Given data:
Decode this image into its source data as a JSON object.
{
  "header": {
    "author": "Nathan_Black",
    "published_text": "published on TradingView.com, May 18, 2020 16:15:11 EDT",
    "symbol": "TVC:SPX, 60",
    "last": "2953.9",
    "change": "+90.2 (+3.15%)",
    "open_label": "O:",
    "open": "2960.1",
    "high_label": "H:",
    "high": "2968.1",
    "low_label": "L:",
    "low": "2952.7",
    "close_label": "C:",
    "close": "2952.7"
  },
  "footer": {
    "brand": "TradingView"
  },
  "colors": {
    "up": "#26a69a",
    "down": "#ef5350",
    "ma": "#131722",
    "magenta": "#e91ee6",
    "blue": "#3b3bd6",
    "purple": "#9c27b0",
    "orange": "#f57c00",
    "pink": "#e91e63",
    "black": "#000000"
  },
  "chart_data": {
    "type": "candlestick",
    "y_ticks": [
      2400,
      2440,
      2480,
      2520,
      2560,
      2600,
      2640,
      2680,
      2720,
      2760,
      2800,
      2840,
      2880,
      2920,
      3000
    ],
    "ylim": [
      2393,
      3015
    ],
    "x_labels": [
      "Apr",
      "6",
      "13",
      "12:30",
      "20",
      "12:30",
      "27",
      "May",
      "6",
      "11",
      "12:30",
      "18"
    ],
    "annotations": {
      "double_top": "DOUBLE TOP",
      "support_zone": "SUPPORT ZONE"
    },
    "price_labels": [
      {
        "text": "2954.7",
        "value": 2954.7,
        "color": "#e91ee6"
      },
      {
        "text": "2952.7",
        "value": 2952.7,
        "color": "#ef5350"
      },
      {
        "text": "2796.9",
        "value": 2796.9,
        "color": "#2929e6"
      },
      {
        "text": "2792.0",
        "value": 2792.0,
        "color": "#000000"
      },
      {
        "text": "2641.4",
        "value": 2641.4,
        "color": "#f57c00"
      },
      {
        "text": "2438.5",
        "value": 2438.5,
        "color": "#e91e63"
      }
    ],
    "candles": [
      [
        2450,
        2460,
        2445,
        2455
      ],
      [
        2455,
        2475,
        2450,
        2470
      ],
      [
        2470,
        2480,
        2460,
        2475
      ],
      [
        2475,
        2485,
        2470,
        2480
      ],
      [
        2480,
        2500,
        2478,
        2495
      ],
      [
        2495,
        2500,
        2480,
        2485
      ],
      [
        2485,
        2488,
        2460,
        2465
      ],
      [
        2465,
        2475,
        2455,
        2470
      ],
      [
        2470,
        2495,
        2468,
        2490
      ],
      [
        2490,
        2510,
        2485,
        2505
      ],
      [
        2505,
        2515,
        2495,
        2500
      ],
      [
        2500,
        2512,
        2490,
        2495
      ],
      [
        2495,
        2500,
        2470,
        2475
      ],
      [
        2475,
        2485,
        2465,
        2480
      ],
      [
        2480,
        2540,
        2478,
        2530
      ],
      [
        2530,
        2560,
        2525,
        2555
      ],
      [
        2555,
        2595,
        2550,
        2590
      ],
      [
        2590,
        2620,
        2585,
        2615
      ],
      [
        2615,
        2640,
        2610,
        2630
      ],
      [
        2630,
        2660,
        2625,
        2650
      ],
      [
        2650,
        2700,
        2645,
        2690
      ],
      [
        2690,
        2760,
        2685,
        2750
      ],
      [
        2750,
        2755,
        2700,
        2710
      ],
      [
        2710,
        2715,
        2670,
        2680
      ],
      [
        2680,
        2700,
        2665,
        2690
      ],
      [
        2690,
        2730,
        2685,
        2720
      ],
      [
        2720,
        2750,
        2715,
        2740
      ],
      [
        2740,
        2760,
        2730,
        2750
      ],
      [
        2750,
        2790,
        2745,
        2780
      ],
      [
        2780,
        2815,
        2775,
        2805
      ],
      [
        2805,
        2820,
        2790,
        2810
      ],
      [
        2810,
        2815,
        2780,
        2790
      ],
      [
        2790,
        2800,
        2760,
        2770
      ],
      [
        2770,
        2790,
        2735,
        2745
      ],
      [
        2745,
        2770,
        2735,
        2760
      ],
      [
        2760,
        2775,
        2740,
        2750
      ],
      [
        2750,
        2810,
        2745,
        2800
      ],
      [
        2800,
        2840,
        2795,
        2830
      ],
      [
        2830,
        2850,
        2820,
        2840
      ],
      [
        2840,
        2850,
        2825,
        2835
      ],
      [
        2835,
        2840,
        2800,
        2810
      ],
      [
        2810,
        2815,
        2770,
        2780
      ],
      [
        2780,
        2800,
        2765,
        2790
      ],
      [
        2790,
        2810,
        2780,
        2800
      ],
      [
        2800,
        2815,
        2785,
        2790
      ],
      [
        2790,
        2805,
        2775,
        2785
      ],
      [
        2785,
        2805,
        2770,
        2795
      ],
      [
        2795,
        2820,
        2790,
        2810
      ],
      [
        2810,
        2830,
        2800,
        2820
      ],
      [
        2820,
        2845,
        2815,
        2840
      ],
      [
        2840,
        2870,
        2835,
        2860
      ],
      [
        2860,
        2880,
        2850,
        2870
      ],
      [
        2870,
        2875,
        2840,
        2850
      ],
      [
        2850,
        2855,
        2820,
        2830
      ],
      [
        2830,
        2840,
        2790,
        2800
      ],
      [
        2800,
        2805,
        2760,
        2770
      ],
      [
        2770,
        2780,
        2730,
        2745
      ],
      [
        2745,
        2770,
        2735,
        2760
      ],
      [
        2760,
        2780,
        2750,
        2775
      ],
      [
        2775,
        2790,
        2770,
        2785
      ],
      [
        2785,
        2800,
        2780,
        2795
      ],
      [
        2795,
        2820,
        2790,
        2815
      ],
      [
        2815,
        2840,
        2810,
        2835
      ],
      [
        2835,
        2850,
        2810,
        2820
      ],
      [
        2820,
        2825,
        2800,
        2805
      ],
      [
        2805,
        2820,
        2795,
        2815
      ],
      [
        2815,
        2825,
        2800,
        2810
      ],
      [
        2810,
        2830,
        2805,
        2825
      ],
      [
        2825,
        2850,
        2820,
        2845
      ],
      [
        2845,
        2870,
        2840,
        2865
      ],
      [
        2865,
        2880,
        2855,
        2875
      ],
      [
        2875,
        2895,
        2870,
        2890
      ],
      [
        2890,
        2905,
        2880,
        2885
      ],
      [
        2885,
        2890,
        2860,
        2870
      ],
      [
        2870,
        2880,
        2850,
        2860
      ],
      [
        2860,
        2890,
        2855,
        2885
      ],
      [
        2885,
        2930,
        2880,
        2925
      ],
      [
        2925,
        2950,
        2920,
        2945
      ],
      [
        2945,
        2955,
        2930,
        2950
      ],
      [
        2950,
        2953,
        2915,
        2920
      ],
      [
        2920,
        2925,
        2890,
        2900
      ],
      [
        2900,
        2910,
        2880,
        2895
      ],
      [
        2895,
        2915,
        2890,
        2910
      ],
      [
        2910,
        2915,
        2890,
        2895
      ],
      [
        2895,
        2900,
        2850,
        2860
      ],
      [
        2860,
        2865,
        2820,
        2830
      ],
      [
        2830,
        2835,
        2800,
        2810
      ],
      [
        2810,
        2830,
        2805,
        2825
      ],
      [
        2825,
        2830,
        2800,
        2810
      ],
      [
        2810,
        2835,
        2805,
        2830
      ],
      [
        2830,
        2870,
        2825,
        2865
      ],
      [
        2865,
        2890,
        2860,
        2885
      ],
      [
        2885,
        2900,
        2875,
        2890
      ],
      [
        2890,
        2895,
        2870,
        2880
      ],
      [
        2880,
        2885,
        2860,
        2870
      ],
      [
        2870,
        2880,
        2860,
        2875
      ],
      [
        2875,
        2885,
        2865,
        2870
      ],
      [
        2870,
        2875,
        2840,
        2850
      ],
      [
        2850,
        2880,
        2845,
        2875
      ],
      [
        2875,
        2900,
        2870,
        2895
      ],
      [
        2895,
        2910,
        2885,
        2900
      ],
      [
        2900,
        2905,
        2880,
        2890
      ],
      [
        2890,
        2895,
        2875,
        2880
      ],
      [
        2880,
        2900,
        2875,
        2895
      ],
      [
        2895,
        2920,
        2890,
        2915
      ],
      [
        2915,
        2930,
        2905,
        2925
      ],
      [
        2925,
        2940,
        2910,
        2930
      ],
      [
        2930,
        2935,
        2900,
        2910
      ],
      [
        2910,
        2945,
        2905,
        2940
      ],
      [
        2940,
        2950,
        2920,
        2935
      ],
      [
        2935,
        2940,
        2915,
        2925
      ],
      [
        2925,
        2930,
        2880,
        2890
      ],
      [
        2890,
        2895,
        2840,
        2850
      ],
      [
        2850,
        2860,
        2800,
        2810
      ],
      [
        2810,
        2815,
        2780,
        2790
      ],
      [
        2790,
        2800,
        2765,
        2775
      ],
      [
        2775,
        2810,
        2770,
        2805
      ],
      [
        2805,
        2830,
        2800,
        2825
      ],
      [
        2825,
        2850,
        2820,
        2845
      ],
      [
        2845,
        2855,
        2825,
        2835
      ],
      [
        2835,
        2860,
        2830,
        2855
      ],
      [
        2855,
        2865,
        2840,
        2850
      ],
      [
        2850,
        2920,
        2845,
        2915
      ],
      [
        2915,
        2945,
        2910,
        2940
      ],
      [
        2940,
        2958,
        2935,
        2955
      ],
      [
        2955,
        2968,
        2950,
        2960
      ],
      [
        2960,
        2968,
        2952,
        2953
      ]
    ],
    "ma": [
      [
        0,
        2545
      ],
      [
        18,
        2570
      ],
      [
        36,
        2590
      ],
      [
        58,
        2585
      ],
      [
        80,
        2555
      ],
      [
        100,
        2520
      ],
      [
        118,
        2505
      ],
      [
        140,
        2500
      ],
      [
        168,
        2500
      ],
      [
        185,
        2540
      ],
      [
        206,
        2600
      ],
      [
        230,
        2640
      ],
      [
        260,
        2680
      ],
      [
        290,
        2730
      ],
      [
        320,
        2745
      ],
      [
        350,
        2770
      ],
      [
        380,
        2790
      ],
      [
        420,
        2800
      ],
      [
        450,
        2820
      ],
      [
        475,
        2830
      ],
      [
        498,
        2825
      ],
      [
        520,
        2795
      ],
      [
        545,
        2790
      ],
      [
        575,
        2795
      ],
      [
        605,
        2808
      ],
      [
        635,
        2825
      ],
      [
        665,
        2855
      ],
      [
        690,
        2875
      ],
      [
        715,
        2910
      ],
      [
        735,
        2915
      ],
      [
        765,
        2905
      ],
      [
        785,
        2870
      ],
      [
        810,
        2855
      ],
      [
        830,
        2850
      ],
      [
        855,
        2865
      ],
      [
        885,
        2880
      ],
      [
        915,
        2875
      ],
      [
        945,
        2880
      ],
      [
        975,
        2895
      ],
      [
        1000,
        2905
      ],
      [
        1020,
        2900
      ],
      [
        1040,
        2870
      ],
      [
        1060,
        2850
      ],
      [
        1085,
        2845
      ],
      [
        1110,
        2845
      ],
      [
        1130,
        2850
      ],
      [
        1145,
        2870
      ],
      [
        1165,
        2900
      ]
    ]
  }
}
...
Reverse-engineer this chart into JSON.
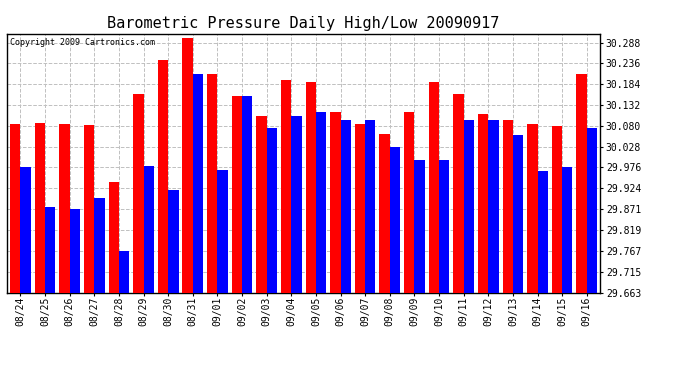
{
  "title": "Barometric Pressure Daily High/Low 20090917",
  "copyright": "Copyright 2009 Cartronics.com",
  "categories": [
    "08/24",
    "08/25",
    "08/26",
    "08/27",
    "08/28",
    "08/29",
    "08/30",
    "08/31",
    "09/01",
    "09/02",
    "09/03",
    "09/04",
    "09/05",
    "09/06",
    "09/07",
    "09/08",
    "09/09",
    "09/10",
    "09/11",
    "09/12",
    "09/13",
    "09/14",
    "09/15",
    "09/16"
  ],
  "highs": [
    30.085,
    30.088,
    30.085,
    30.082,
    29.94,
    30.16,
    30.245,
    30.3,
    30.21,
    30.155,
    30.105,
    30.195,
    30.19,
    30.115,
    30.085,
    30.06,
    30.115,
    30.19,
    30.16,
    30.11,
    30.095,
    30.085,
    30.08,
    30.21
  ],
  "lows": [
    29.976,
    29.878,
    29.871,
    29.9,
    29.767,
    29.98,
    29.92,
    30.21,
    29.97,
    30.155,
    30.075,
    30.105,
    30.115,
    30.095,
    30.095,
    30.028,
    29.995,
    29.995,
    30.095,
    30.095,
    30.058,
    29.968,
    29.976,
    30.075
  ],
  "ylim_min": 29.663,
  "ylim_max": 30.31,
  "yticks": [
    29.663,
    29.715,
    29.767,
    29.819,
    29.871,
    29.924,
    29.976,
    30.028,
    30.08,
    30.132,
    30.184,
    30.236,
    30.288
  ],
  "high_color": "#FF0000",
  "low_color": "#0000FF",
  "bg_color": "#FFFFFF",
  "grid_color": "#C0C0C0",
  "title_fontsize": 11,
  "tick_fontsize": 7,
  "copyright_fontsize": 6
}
...
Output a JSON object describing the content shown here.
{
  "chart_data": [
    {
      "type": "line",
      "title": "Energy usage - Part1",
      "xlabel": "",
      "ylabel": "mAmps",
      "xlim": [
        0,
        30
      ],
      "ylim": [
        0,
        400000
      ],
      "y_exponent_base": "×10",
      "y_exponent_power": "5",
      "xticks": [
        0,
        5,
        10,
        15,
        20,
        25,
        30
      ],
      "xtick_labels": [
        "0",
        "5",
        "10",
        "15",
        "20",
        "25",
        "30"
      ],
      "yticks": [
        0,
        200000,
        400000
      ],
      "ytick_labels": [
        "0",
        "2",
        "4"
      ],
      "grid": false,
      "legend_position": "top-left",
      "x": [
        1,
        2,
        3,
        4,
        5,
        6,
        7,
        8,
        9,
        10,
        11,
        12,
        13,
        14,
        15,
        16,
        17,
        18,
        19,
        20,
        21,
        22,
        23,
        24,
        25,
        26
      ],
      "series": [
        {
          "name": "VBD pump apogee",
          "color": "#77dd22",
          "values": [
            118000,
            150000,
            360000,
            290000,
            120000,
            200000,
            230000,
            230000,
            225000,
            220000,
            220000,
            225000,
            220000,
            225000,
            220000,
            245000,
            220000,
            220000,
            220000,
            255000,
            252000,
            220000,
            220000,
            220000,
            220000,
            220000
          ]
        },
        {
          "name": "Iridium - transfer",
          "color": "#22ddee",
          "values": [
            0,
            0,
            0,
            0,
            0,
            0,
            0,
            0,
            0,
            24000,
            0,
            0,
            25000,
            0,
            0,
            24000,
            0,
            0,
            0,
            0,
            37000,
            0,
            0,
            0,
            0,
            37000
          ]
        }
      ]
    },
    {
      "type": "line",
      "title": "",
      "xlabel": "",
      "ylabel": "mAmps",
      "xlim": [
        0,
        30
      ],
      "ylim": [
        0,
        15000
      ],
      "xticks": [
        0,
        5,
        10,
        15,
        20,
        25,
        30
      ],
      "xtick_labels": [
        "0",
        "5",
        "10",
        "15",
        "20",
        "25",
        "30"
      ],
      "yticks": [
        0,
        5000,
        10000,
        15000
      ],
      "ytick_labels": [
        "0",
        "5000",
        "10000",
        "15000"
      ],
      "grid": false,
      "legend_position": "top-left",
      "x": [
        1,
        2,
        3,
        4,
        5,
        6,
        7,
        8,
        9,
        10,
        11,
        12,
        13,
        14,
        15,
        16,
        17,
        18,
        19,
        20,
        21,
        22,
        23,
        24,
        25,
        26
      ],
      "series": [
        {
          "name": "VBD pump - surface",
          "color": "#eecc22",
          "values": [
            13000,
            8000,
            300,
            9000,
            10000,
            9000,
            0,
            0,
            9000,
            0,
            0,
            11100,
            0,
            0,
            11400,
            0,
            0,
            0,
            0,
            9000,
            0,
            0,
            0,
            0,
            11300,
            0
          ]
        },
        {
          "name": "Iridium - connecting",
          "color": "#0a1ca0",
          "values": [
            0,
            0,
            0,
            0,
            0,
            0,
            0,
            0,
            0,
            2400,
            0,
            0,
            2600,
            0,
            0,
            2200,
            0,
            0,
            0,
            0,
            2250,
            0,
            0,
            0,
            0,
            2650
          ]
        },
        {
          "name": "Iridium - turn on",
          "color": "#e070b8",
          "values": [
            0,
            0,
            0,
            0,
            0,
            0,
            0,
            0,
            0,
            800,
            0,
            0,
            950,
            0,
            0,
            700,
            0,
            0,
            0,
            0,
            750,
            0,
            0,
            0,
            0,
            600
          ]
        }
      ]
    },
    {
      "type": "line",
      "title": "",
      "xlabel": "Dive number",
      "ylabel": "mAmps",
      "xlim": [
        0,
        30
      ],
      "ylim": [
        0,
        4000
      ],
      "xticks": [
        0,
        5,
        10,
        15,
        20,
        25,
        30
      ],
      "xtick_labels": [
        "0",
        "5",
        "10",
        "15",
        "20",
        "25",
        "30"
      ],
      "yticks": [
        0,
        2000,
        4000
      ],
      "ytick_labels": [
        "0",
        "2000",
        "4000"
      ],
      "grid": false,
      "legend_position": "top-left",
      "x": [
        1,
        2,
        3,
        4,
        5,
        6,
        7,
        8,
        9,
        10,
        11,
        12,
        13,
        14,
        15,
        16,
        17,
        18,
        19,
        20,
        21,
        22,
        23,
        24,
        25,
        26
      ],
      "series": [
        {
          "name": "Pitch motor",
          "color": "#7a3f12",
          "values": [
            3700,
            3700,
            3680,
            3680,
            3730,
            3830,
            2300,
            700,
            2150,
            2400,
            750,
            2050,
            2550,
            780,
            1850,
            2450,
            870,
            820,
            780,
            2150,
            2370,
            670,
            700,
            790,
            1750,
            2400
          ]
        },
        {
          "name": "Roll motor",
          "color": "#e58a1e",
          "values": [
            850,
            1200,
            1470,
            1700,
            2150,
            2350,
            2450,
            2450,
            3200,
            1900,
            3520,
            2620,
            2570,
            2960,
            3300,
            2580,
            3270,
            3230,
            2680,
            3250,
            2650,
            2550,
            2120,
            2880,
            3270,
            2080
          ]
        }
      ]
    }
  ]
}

Directions: Extract every line containing the string "this" from the material.

Right answer:
Decode this image into its source data as a JSON object.
Reverse-engineer this chart into JSON.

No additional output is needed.